-- What you will do --
Look through the material below. Copy every line with the string "xgal" in it.

-- Data for processing --
____

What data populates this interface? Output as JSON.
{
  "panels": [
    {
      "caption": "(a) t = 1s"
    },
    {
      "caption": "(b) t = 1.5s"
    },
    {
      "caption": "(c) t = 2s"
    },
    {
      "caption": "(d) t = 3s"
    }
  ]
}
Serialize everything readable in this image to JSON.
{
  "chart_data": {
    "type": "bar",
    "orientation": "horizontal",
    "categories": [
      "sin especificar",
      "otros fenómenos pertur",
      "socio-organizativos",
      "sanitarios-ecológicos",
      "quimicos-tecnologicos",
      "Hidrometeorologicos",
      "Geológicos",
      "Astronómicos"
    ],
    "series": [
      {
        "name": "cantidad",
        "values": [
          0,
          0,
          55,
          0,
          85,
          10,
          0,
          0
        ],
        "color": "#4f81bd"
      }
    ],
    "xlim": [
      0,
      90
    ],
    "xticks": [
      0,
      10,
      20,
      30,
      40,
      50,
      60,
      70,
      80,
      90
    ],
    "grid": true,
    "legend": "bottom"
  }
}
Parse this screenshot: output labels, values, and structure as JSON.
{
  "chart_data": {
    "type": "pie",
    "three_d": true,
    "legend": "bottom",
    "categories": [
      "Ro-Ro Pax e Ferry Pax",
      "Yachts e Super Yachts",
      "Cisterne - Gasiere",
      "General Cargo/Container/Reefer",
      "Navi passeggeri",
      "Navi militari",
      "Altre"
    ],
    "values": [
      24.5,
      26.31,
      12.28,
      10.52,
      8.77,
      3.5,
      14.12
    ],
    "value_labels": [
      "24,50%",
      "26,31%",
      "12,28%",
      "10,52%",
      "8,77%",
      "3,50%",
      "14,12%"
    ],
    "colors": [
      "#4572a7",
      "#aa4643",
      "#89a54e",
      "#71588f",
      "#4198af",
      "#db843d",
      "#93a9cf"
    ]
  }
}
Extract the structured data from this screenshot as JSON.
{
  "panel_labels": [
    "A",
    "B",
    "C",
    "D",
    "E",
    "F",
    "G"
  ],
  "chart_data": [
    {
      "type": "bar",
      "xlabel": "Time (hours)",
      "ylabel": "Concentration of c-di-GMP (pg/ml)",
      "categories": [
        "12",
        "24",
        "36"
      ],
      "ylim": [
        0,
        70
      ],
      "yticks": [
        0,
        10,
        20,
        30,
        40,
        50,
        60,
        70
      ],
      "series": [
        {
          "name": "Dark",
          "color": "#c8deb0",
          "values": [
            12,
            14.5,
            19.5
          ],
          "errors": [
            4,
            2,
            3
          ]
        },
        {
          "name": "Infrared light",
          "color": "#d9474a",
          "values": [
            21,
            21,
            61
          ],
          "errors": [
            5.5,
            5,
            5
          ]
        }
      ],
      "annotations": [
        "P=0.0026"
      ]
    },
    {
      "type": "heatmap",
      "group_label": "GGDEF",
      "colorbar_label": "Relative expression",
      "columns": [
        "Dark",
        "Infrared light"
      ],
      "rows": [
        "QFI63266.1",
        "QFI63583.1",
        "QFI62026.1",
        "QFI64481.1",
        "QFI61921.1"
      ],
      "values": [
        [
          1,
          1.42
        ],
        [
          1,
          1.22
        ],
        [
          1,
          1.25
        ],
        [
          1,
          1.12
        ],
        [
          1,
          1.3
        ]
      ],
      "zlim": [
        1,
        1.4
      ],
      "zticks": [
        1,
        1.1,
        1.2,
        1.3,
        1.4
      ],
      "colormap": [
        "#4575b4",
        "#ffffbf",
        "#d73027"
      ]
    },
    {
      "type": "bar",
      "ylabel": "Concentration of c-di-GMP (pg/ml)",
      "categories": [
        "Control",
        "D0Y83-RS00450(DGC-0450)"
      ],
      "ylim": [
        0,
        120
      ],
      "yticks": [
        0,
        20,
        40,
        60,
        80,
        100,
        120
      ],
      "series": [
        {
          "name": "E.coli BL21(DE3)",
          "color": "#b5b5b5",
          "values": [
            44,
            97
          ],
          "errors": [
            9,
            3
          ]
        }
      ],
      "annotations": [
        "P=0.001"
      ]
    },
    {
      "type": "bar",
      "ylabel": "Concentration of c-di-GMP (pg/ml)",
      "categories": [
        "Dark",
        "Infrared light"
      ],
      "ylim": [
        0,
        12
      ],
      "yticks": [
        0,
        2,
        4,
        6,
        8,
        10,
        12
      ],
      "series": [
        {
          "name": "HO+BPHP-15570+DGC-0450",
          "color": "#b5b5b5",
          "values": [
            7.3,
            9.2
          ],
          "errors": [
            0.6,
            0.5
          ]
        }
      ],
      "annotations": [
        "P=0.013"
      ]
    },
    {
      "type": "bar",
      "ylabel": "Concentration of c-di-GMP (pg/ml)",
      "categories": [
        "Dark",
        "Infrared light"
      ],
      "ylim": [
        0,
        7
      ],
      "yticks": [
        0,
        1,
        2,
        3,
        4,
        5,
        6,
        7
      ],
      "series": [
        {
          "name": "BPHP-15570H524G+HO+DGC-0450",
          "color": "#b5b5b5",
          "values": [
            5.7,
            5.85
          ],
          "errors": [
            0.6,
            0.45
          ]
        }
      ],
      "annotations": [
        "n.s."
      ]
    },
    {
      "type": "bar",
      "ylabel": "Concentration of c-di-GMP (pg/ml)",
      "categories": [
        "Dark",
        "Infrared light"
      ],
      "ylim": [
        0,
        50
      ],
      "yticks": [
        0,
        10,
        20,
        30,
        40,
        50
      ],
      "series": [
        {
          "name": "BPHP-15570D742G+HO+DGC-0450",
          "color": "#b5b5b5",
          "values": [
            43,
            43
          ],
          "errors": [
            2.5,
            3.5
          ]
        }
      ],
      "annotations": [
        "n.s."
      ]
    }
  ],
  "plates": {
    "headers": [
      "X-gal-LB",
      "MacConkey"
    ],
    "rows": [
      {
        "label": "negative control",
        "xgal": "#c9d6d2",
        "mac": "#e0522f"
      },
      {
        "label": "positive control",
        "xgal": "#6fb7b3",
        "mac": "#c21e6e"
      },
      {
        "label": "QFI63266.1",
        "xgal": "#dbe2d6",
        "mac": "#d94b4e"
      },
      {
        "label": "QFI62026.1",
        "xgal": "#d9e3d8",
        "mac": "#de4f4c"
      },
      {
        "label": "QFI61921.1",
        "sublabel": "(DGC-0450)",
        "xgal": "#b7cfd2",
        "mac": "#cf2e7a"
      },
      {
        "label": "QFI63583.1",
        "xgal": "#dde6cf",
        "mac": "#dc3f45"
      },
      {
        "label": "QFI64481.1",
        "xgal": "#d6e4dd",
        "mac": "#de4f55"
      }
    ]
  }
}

____

-- Output of the task --
        "xgal": "#c9d6d2",
        "xgal": "#6fb7b3",
        "xgal": "#dbe2d6",
        "xgal": "#d9e3d8",
        "xgal": "#b7cfd2",
        "xgal": "#dde6cf",
        "xgal": "#d6e4dd",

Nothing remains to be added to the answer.